● WRITTEN TASK
Look through the lines below and state how many hold the word "Performance". Write only the number.

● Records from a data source
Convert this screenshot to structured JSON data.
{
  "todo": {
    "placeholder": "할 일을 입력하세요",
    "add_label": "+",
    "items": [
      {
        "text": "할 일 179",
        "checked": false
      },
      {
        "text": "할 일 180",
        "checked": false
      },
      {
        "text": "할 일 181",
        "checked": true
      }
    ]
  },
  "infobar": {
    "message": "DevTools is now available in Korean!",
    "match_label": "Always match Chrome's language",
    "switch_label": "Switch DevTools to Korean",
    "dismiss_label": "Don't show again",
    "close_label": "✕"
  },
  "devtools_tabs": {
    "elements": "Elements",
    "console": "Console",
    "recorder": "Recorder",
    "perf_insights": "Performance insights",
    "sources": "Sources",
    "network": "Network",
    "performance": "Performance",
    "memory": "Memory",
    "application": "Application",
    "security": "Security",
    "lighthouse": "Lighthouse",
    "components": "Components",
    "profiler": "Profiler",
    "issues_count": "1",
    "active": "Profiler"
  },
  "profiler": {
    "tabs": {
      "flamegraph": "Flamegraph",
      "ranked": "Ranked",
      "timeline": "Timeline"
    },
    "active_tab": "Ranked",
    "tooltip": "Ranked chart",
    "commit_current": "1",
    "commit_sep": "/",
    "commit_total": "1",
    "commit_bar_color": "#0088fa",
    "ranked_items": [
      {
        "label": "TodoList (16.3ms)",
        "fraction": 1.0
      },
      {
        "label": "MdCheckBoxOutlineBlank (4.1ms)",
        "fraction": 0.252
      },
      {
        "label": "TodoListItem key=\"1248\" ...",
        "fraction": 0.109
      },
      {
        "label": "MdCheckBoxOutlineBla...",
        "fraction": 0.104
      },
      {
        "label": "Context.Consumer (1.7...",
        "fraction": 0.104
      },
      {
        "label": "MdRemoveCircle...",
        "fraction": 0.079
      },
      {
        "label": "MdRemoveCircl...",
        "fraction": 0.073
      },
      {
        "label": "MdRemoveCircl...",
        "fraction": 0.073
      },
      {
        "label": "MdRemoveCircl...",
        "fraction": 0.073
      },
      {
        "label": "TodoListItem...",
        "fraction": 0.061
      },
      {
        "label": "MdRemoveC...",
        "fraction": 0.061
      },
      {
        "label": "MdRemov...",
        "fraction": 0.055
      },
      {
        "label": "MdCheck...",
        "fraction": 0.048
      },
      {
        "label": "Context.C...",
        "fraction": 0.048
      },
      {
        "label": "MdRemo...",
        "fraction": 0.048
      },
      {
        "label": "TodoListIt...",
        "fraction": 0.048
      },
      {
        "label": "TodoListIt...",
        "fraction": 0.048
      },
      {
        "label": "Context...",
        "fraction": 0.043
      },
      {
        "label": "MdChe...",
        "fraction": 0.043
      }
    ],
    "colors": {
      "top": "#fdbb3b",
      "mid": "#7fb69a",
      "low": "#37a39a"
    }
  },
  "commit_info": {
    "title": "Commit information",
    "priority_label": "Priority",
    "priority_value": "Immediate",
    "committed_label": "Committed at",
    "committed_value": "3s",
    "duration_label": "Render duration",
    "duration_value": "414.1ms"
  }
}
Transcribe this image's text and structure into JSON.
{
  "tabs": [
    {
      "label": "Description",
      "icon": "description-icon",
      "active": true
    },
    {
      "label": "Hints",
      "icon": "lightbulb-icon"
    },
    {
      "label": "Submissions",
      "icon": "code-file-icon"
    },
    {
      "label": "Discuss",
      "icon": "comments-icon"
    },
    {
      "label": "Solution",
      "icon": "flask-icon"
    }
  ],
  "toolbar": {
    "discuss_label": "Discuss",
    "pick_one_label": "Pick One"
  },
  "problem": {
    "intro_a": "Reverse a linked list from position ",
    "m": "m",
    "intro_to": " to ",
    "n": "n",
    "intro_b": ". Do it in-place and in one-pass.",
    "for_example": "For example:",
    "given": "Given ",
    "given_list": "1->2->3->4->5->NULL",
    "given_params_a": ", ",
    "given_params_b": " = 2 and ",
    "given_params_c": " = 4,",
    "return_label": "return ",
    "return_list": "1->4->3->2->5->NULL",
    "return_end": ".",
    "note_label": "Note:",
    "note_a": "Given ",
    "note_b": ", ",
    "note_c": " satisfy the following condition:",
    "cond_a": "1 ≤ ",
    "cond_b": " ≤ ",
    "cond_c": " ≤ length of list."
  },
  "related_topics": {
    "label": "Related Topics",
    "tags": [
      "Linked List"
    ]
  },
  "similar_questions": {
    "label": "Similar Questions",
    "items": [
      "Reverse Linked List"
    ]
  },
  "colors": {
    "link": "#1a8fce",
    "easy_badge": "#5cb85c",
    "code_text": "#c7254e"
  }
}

● RESULT
2